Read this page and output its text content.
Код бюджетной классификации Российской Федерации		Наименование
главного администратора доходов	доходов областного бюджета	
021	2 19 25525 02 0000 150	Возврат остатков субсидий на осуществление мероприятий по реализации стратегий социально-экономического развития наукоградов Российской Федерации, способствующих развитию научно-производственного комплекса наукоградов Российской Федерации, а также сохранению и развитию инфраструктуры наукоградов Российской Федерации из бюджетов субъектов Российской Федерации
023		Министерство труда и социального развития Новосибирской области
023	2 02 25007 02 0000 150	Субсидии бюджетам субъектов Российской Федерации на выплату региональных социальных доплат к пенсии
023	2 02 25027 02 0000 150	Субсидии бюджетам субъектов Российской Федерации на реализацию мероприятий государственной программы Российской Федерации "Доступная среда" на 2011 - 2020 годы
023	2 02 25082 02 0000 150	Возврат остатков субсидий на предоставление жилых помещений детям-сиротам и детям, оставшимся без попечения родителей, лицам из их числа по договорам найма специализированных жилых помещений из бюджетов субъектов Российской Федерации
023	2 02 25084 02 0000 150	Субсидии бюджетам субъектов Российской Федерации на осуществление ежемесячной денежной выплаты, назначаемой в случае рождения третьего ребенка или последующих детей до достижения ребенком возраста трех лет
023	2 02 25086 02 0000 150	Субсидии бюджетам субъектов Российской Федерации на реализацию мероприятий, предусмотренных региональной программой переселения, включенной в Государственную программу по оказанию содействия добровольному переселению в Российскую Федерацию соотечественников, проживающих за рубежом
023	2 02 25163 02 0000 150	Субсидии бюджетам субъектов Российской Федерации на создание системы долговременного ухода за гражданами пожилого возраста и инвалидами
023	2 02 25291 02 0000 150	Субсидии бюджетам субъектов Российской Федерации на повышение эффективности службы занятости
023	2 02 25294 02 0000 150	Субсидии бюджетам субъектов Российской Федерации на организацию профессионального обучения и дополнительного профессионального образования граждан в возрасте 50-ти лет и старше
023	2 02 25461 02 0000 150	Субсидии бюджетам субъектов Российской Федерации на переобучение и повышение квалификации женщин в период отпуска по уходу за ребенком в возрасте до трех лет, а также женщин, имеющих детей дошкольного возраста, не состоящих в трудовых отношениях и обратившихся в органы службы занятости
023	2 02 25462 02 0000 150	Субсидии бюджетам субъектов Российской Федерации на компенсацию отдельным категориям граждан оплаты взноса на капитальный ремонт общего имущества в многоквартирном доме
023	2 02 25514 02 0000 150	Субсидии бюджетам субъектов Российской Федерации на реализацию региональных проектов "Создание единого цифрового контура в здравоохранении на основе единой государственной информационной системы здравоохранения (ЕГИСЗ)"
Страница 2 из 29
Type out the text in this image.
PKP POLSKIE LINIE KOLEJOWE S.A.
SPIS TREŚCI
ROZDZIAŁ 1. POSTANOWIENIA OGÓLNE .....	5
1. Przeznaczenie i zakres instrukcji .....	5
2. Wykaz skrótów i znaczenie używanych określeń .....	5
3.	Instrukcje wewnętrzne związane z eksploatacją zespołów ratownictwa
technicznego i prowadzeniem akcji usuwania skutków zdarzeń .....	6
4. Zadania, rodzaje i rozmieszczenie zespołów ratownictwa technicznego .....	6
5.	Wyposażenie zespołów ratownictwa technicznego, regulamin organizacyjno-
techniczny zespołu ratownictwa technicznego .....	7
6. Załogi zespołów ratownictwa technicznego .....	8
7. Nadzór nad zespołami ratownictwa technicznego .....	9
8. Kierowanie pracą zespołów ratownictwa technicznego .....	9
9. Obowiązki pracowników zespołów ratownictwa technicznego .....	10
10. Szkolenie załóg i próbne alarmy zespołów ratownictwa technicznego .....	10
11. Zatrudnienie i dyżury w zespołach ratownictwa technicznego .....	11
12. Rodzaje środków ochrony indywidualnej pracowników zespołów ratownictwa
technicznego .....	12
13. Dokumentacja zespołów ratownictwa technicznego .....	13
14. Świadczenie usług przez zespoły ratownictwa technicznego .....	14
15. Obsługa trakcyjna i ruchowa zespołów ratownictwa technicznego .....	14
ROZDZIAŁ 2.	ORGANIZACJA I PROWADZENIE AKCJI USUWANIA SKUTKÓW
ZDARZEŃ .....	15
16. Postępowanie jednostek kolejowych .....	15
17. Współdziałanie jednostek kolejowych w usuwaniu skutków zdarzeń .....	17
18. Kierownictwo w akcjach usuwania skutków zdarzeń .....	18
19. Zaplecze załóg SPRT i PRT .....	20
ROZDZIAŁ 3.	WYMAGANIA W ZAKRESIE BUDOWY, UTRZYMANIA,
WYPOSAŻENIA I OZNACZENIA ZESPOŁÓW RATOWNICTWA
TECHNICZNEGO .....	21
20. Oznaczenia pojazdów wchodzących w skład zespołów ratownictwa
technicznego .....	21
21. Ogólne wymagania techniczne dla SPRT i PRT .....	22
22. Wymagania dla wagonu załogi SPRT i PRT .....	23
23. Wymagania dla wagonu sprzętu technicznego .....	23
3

_YOUR TASK_:
Everything in the listing above should be restated exactly.

_REPLY_:
Read this page and output its text content.
Код бюджетной классификации Российской Федерации		Наименование
главного администратора доходов	доходов областного бюджета	
021	2 19 25525 02 0000 150	Возврат остатков субсидий на осуществление мероприятий по реализации стратегий социально-экономического развития наукоградов Российской Федерации, способствующих развитию научно-производственного комплекса наукоградов Российской Федерации, а также сохранению и развитию инфраструктуры наукоградов Российской Федерации из бюджетов субъектов Российской Федерации
023		Министерство труда и социального развития Новосибирской области
023	2 02 25007 02 0000 150	Субсидии бюджетам субъектов Российской Федерации на выплату региональных социальных доплат к пенсии
023	2 02 25027 02 0000 150	Субсидии бюджетам субъектов Российской Федерации на реализацию мероприятий государственной программы Российской Федерации "Доступная среда" на 2011 - 2020 годы
023	2 02 25082 02 0000 150	Возврат остатков субсидий на предоставление жилых помещений детям-сиротам и детям, оставшимся без попечения родителей, лицам из их числа по договорам найма специализированных жилых помещений из бюджетов субъектов Российской Федерации
023	2 02 25084 02 0000 150	Субсидии бюджетам субъектов Российской Федерации на осуществление ежемесячной денежной выплаты, назначаемой в случае рождения третьего ребенка или последующих детей до достижения ребенком возраста трех лет
023	2 02 25086 02 0000 150	Субсидии бюджетам субъектов Российской Федерации на реализацию мероприятий, предусмотренных региональной программой переселения, включенной в Государственную программу по оказанию содействия добровольному переселению в Российскую Федерацию соотечественников, проживающих за рубежом
023	2 02 25163 02 0000 150	Субсидии бюджетам субъектов Российской Федерации на создание системы долговременного ухода за гражданами пожилого возраста и инвалидами
023	2 02 25291 02 0000 150	Субсидии бюджетам субъектов Российской Федерации на повышение эффективности службы занятости
023	2 02 25294 02 0000 150	Субсидии бюджетам субъектов Российской Федерации на организацию профессионального обучения и дополнительного профессионального образования граждан в возрасте 50-ти лет и старше
023	2 02 25461 02 0000 150	Субсидии бюджетам субъектов Российской Федерации на переобучение и повышение квалификации женщин в период отпуска по уходу за ребенком в возрасте до трех лет, а также женщин, имеющих детей дошкольного возраста, не состоящих в трудовых отношениях и обратившихся в органы службы занятости
023	2 02 25462 02 0000 150	Субсидии бюджетам субъектов Российской Федерации на компенсацию отдельным категориям граждан оплаты взноса на капитальный ремонт общего имущества в многоквартирном доме
023	2 02 25514 02 0000 150	Субсидии бюджетам субъектов Российской Федерации на реализацию региональных проектов "Создание единого цифрового контура в здравоохранении на основе единой государственной информационной системы здравоохранения (ЕГИСЗ)"
Страница 2 из 29
Type out the text in this image.
PKP POLSKIE LINIE KOLEJOWE S.A.
SPIS TREŚCI
ROZDZIAŁ 1. POSTANOWIENIA OGÓLNE .....	5
1. Przeznaczenie i zakres instrukcji .....	5
2. Wykaz skrótów i znaczenie używanych określeń .....	5
3.	Instrukcje wewnętrzne związane z eksploatacją zespołów ratownictwa
technicznego i prowadzeniem akcji usuwania skutków zdarzeń .....	6
4. Zadania, rodzaje i rozmieszczenie zespołów ratownictwa technicznego .....	6
5.	Wyposażenie zespołów ratownictwa technicznego, regulamin organizacyjno-
techniczny zespołu ratownictwa technicznego .....	7
6. Załogi zespołów ratownictwa technicznego .....	8
7. Nadzór nad zespołami ratownictwa technicznego .....	9
8. Kierowanie pracą zespołów ratownictwa technicznego .....	9
9. Obowiązki pracowników zespołów ratownictwa technicznego .....	10
10. Szkolenie załóg i próbne alarmy zespołów ratownictwa technicznego .....	10
11. Zatrudnienie i dyżury w zespołach ratownictwa technicznego .....	11
12. Rodzaje środków ochrony indywidualnej pracowników zespołów ratownictwa
technicznego .....	12
13. Dokumentacja zespołów ratownictwa technicznego .....	13
14. Świadczenie usług przez zespoły ratownictwa technicznego .....	14
15. Obsługa trakcyjna i ruchowa zespołów ratownictwa technicznego .....	14
ROZDZIAŁ 2.	ORGANIZACJA I PROWADZENIE AKCJI USUWANIA SKUTKÓW
ZDARZEŃ .....	15
16. Postępowanie jednostek kolejowych .....	15
17. Współdziałanie jednostek kolejowych w usuwaniu skutków zdarzeń .....	17
18. Kierownictwo w akcjach usuwania skutków zdarzeń .....	18
19. Zaplecze załóg SPRT i PRT .....	20
ROZDZIAŁ 3.	WYMAGANIA W ZAKRESIE BUDOWY, UTRZYMANIA,
WYPOSAŻENIA I OZNACZENIA ZESPOŁÓW RATOWNICTWA
TECHNICZNEGO .....	21
20. Oznaczenia pojazdów wchodzących w skład zespołów ratownictwa
technicznego .....	21
21. Ogólne wymagania techniczne dla SPRT i PRT .....	22
22. Wymagania dla wagonu załogi SPRT i PRT .....	23
23. Wymagania dla wagonu sprzętu technicznego .....	23
3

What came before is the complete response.